[What to work on] Reproduce exactly the lines from the line containing "Enumerate this screenshot's" through the end of the records below, including both ends, and nothing else.

*** Working data

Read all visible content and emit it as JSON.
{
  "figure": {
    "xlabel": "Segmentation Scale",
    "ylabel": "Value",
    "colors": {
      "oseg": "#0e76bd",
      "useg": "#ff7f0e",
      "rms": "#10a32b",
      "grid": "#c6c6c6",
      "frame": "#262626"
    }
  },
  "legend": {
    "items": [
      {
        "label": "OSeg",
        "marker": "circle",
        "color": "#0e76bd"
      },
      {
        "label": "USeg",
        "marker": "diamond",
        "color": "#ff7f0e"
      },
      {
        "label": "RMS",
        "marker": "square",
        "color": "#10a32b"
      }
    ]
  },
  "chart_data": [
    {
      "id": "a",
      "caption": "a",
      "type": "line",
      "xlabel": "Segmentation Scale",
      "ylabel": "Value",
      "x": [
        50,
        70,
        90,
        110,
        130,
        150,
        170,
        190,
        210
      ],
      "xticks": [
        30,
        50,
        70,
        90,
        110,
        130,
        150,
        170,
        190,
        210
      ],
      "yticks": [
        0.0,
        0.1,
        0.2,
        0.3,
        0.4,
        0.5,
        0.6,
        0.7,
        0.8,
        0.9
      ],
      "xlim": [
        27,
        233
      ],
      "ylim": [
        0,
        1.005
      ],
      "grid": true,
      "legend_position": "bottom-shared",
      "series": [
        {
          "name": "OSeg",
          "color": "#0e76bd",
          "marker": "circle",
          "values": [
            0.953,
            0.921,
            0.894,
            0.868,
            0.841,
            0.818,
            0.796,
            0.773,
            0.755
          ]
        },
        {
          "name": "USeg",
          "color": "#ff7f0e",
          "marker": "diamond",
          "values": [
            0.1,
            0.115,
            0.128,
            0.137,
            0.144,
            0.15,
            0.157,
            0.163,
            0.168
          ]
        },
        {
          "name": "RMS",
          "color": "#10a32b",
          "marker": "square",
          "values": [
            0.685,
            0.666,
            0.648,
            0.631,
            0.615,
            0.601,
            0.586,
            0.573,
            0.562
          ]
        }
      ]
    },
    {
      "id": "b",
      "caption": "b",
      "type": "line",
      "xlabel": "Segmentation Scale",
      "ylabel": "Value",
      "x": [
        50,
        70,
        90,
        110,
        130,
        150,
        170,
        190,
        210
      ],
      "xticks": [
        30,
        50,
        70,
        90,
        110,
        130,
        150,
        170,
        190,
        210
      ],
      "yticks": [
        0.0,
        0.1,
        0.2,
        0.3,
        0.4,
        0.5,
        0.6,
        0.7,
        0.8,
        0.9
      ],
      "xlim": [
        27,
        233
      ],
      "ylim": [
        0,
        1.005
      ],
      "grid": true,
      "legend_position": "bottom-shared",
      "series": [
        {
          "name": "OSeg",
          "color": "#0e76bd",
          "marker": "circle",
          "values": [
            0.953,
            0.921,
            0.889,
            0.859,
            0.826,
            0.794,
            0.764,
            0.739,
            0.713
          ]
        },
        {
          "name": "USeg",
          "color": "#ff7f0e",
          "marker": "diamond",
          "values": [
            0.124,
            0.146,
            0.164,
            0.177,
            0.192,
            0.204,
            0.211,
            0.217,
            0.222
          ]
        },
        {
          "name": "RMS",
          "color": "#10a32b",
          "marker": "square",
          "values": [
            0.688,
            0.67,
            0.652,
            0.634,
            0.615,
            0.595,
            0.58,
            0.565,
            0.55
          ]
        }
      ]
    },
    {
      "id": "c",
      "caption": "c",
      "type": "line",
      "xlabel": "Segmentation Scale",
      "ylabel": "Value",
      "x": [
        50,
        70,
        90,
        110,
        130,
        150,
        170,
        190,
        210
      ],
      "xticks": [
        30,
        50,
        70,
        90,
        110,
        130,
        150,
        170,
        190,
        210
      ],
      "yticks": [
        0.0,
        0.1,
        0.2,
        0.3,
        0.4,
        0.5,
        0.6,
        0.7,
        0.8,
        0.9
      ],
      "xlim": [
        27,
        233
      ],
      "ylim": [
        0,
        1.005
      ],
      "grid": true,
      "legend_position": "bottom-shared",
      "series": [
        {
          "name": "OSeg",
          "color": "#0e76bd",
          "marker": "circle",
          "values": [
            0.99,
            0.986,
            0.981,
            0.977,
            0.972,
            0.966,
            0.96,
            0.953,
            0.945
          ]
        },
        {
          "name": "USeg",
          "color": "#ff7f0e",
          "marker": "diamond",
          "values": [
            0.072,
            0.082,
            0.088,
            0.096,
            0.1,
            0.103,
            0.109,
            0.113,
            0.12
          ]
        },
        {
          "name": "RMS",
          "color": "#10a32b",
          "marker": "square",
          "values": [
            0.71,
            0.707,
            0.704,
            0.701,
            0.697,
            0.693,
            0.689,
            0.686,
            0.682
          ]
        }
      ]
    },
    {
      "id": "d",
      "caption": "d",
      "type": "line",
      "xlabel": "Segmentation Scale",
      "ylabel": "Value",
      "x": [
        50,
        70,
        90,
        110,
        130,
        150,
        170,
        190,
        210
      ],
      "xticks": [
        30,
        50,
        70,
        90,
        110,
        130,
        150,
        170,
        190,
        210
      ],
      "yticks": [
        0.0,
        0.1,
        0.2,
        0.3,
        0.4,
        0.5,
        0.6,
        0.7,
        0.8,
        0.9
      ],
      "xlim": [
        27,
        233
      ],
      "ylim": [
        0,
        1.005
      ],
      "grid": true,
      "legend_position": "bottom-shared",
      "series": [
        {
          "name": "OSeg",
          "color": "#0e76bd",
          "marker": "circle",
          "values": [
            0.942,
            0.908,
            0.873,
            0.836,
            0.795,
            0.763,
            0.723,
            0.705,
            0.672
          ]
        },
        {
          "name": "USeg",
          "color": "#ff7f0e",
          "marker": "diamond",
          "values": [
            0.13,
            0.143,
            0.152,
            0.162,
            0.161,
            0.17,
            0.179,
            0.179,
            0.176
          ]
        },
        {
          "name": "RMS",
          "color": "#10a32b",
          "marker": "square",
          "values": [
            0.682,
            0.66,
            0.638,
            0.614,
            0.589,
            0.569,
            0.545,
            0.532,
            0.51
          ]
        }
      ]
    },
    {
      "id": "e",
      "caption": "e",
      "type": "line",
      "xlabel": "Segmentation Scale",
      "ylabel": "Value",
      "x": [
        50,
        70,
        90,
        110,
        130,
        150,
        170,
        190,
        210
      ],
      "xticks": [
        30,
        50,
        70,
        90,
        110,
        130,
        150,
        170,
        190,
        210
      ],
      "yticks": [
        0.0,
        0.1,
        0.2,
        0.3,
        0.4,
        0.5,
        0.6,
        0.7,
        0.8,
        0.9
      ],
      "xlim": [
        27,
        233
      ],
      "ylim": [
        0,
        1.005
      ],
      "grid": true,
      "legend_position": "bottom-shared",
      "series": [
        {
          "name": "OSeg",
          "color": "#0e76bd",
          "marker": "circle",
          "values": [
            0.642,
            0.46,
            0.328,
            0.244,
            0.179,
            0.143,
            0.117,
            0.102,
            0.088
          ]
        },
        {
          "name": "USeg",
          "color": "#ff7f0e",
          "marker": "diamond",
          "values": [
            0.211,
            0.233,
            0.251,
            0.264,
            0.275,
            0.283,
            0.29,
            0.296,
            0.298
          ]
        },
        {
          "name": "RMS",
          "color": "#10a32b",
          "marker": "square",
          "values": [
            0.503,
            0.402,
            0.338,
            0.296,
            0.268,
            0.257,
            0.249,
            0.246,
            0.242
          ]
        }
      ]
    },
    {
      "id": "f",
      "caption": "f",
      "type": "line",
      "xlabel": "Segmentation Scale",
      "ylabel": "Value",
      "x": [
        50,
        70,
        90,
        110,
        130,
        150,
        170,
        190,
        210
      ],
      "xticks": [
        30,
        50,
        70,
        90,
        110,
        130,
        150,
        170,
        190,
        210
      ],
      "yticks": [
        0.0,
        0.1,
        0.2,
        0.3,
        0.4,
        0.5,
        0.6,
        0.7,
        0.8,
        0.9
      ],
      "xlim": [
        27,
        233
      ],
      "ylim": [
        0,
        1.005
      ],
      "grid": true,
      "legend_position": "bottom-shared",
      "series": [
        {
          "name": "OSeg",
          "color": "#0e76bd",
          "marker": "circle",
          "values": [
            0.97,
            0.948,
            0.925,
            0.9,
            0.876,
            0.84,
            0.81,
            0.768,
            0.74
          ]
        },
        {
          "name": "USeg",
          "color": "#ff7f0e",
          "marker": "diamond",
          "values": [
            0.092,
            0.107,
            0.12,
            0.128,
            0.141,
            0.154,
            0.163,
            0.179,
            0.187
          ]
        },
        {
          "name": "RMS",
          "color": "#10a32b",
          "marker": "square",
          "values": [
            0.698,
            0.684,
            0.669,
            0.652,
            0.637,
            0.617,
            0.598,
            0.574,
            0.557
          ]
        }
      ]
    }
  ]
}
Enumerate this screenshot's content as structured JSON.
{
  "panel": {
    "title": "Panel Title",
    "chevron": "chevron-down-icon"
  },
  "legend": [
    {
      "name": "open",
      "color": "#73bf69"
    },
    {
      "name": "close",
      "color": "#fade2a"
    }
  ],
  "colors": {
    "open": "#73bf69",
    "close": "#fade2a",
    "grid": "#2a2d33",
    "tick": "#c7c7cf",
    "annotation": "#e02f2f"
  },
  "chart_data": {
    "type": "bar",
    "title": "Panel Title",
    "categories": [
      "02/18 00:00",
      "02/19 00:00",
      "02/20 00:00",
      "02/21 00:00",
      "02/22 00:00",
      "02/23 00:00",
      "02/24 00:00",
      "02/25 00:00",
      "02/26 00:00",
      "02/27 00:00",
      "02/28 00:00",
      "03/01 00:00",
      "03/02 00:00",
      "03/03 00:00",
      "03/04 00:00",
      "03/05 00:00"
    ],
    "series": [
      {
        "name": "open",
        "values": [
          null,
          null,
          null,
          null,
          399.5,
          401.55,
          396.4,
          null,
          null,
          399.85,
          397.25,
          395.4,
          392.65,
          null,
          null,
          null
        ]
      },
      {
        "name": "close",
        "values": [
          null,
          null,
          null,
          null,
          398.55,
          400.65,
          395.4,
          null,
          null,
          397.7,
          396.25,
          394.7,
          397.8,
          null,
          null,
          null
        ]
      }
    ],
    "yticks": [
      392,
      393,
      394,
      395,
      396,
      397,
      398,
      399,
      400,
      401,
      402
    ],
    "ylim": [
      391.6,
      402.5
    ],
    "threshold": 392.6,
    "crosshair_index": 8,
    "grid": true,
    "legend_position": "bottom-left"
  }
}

******

[Solution]
Enumerate this screenshot's content as structured JSON.
{
  "panel": {
    "title": "Panel Title",
    "chevron": "chevron-down-icon"
  },
  "legend": [
    {
      "name": "open",
      "color": "#73bf69"
    },
    {
      "name": "close",
      "color": "#fade2a"
    }
  ],
  "colors": {
    "open": "#73bf69",
    "close": "#fade2a",
    "grid": "#2a2d33",
    "tick": "#c7c7cf",
    "annotation": "#e02f2f"
  },
  "chart_data": {
    "type": "bar",
    "title": "Panel Title",
    "categories": [
      "02/18 00:00",
      "02/19 00:00",
      "02/20 00:00",
      "02/21 00:00",
      "02/22 00:00",
      "02/23 00:00",
      "02/24 00:00",
      "02/25 00:00",
      "02/26 00:00",
      "02/27 00:00",
      "02/28 00:00",
      "03/01 00:00",
      "03/02 00:00",
      "03/03 00:00",
      "03/04 00:00",
      "03/05 00:00"
    ],
    "series": [
      {
        "name": "open",
        "values": [
          null,
          null,
          null,
          null,
          399.5,
          401.55,
          396.4,
          null,
          null,
          399.85,
          397.25,
          395.4,
          392.65,
          null,
          null,
          null
        ]
      },
      {
        "name": "close",
        "values": [
          null,
          null,
          null,
          null,
          398.55,
          400.65,
          395.4,
          null,
          null,
          397.7,
          396.25,
          394.7,
          397.8,
          null,
          null,
          null
        ]
      }
    ],
    "yticks": [
      392,
      393,
      394,
      395,
      396,
      397,
      398,
      399,
      400,
      401,
      402
    ],
    "ylim": [
      391.6,
      402.5
    ],
    "threshold": 392.6,
    "crosshair_index": 8,
    "grid": true,
    "legend_position": "bottom-left"
  }
}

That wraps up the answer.